● **Written task**: Write out each line word for word. Drop pictures.

Stored data entries
-- -- --
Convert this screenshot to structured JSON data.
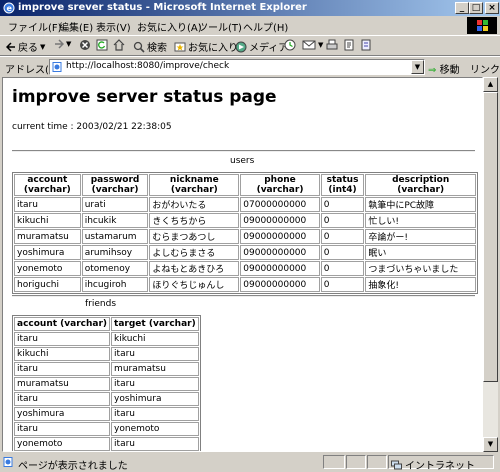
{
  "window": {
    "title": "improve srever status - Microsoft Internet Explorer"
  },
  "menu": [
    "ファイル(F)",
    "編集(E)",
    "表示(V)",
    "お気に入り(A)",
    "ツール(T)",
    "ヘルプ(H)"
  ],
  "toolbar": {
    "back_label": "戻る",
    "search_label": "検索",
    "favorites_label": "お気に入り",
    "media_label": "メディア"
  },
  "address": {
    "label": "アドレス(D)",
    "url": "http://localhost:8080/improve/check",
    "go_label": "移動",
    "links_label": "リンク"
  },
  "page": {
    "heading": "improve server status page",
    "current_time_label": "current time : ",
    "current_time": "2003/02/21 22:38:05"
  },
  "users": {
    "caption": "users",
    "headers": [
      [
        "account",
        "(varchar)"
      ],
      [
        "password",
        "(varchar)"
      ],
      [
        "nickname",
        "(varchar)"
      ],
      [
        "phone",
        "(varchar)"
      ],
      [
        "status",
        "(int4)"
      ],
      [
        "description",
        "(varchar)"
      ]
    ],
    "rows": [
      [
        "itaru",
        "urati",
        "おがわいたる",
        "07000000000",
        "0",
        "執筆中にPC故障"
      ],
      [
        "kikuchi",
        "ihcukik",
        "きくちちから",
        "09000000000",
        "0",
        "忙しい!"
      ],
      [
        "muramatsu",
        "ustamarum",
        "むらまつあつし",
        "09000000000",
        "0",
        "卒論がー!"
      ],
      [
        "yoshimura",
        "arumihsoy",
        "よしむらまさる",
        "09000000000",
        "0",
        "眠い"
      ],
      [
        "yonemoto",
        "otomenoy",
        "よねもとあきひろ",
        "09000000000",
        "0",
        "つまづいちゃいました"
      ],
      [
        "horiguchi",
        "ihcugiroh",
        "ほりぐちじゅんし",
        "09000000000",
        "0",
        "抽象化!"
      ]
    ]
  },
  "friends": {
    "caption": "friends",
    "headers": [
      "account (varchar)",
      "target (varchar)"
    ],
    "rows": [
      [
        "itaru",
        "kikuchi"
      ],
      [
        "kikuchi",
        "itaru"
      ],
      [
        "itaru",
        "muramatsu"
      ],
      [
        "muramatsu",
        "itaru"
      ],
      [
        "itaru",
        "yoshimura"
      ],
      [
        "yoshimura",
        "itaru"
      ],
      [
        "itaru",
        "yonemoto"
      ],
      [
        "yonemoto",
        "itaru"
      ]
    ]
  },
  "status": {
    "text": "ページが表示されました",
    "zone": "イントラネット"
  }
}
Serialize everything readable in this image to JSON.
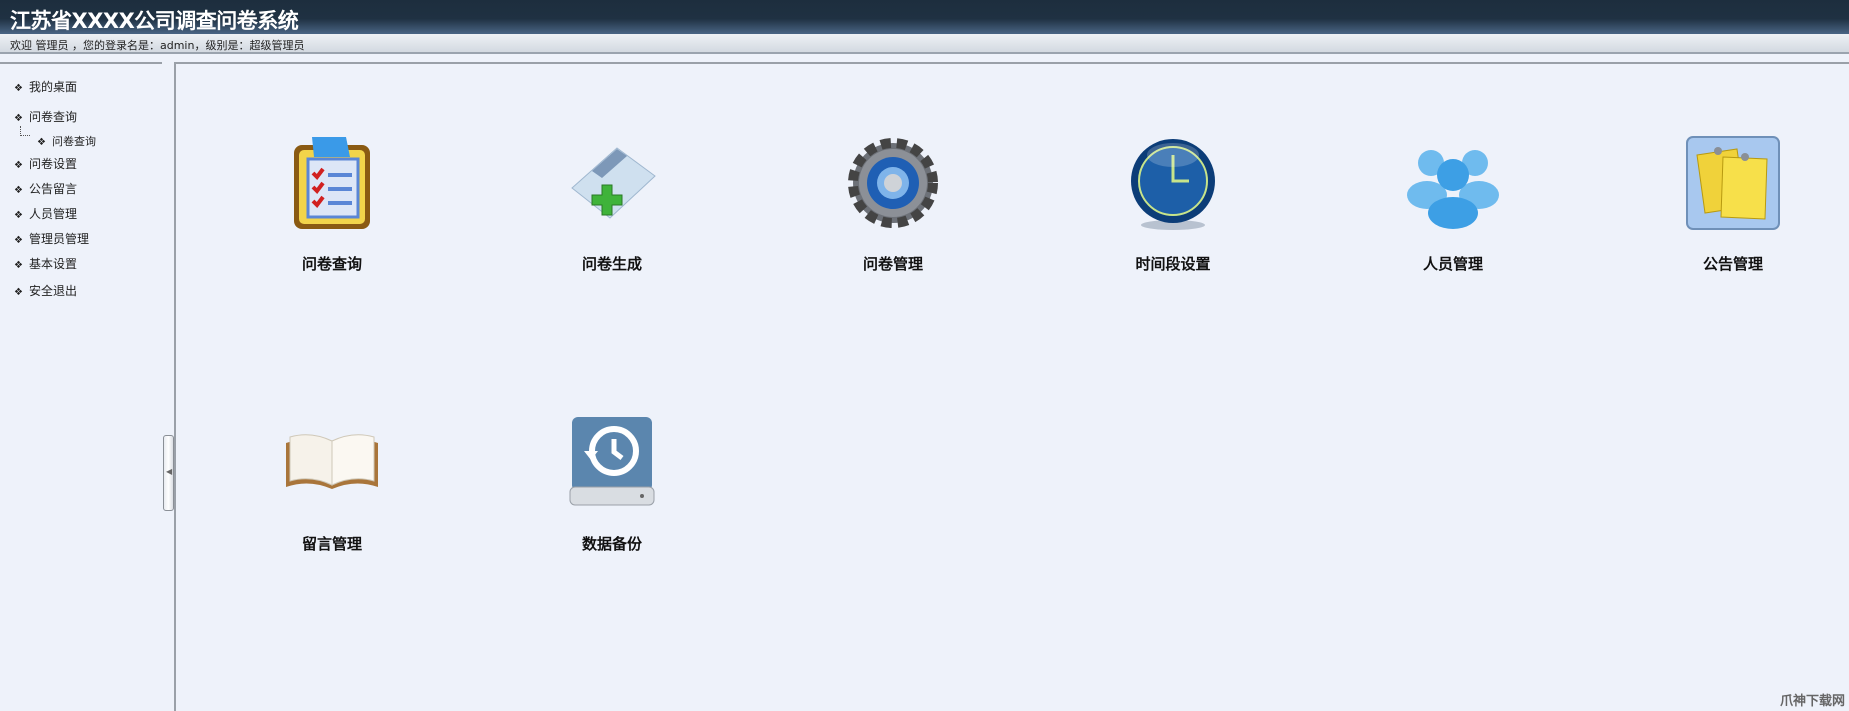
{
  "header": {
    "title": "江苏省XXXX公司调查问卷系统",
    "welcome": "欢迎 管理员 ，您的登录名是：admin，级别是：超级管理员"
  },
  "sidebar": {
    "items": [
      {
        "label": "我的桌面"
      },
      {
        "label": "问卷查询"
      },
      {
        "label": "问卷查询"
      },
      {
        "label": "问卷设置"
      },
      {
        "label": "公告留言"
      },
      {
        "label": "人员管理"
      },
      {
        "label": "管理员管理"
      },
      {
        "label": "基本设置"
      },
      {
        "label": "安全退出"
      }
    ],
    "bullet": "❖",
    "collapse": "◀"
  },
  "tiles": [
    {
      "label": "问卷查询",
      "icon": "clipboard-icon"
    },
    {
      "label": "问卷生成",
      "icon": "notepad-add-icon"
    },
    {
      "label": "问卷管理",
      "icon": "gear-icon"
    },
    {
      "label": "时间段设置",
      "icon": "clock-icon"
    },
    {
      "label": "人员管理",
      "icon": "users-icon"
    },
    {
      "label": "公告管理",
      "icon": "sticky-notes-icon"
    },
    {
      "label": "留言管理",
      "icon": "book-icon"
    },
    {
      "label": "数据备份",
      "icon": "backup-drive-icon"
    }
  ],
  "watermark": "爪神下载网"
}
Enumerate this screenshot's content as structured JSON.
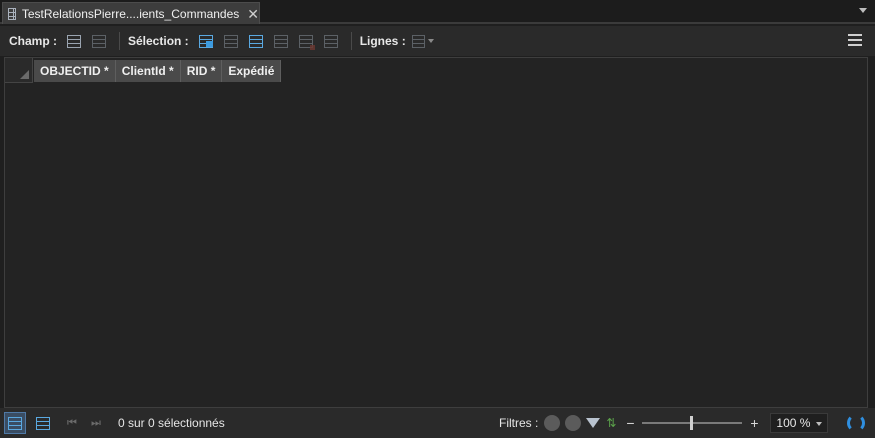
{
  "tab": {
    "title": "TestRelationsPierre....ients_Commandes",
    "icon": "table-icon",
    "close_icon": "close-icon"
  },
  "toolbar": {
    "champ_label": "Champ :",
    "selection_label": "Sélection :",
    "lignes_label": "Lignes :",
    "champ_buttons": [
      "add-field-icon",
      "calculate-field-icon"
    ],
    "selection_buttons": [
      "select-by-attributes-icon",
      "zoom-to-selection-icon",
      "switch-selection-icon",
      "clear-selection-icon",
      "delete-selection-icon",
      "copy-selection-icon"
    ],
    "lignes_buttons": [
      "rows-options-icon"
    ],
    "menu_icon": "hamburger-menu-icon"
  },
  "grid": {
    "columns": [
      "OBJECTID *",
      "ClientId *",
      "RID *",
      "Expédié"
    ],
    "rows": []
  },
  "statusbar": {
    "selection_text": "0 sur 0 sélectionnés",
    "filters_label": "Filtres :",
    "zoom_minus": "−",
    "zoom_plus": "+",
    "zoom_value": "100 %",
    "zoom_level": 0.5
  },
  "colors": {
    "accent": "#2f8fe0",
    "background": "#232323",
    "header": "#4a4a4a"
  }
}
-- -- --
● **Worked answer**:
Convert this screenshot to structured JSON data.
{
  "window": {
    "title": "improve srever status - Microsoft Internet Explorer"
  },
  "menu": [
    "ファイル(F)",
    "編集(E)",
    "表示(V)",
    "お気に入り(A)",
    "ツール(T)",
    "ヘルプ(H)"
  ],
  "toolbar": {
    "back_label": "戻る",
    "search_label": "検索",
    "favorites_label": "お気に入り",
    "media_label": "メディア"
  },
  "address": {
    "label": "アドレス(D)",
    "url": "http://localhost:8080/improve/check",
    "go_label": "移動",
    "links_label": "リンク"
  },
  "page": {
    "heading": "improve server status page",
    "current_time_label": "current time : ",
    "current_time": "2003/02/21 22:38:05"
  },
  "users": {
    "caption": "users",
    "headers": [
      [
        "account",
        "(varchar)"
      ],
      [
        "password",
        "(varchar)"
      ],
      [
        "nickname",
        "(varchar)"
      ],
      [
        "phone",
        "(varchar)"
      ],
      [
        "status",
        "(int4)"
      ],
      [
        "description",
        "(varchar)"
      ]
    ],
    "rows": [
      [
        "itaru",
        "urati",
        "おがわいたる",
        "07000000000",
        "0",
        "執筆中にPC故障"
      ],
      [
        "kikuchi",
        "ihcukik",
        "きくちちから",
        "09000000000",
        "0",
        "忙しい!"
      ],
      [
        "muramatsu",
        "ustamarum",
        "むらまつあつし",
        "09000000000",
        "0",
        "卒論がー!"
      ],
      [
        "yoshimura",
        "arumihsoy",
        "よしむらまさる",
        "09000000000",
        "0",
        "眠い"
      ],
      [
        "yonemoto",
        "otomenoy",
        "よねもとあきひろ",
        "09000000000",
        "0",
        "つまづいちゃいました"
      ],
      [
        "horiguchi",
        "ihcugiroh",
        "ほりぐちじゅんし",
        "09000000000",
        "0",
        "抽象化!"
      ]
    ]
  },
  "friends": {
    "caption": "friends",
    "headers": [
      "account (varchar)",
      "target (varchar)"
    ],
    "rows": [
      [
        "itaru",
        "kikuchi"
      ],
      [
        "kikuchi",
        "itaru"
      ],
      [
        "itaru",
        "muramatsu"
      ],
      [
        "muramatsu",
        "itaru"
      ],
      [
        "itaru",
        "yoshimura"
      ],
      [
        "yoshimura",
        "itaru"
      ],
      [
        "itaru",
        "yonemoto"
      ],
      [
        "yonemoto",
        "itaru"
      ]
    ]
  },
  "status": {
    "text": "ページが表示されました",
    "zone": "イントラネット"
  }
}
Serialize everything readable in this image to JSON.
{
  "header": {
    "title": "江苏省XXXX公司调查问卷系统",
    "welcome": "欢迎 管理员 ，您的登录名是：admin，级别是：超级管理员"
  },
  "sidebar": {
    "items": [
      {
        "label": "我的桌面"
      },
      {
        "label": "问卷查询"
      },
      {
        "label": "问卷查询"
      },
      {
        "label": "问卷设置"
      },
      {
        "label": "公告留言"
      },
      {
        "label": "人员管理"
      },
      {
        "label": "管理员管理"
      },
      {
        "label": "基本设置"
      },
      {
        "label": "安全退出"
      }
    ],
    "bullet": "❖",
    "collapse": "◀"
  },
  "tiles": [
    {
      "label": "问卷查询",
      "icon": "clipboard-icon"
    },
    {
      "label": "问卷生成",
      "icon": "notepad-add-icon"
    },
    {
      "label": "问卷管理",
      "icon": "gear-icon"
    },
    {
      "label": "时间段设置",
      "icon": "clock-icon"
    },
    {
      "label": "人员管理",
      "icon": "users-icon"
    },
    {
      "label": "公告管理",
      "icon": "sticky-notes-icon"
    },
    {
      "label": "留言管理",
      "icon": "book-icon"
    },
    {
      "label": "数据备份",
      "icon": "backup-drive-icon"
    }
  ],
  "watermark": "爪神下载网"
}
Enumerate this screenshot's content as structured JSON.
{
  "tab": {
    "title": "TestRelationsPierre....ients_Commandes",
    "icon": "table-icon",
    "close_icon": "close-icon"
  },
  "toolbar": {
    "champ_label": "Champ :",
    "selection_label": "Sélection :",
    "lignes_label": "Lignes :",
    "champ_buttons": [
      "add-field-icon",
      "calculate-field-icon"
    ],
    "selection_buttons": [
      "select-by-attributes-icon",
      "zoom-to-selection-icon",
      "switch-selection-icon",
      "clear-selection-icon",
      "delete-selection-icon",
      "copy-selection-icon"
    ],
    "lignes_buttons": [
      "rows-options-icon"
    ],
    "menu_icon": "hamburger-menu-icon"
  },
  "grid": {
    "columns": [
      "OBJECTID *",
      "ClientId *",
      "RID *",
      "Expédié"
    ],
    "rows": []
  },
  "statusbar": {
    "selection_text": "0 sur 0 sélectionnés",
    "filters_label": "Filtres :",
    "zoom_minus": "−",
    "zoom_plus": "+",
    "zoom_value": "100 %",
    "zoom_level": 0.5
  },
  "colors": {
    "accent": "#2f8fe0",
    "background": "#232323",
    "header": "#4a4a4a"
  }
}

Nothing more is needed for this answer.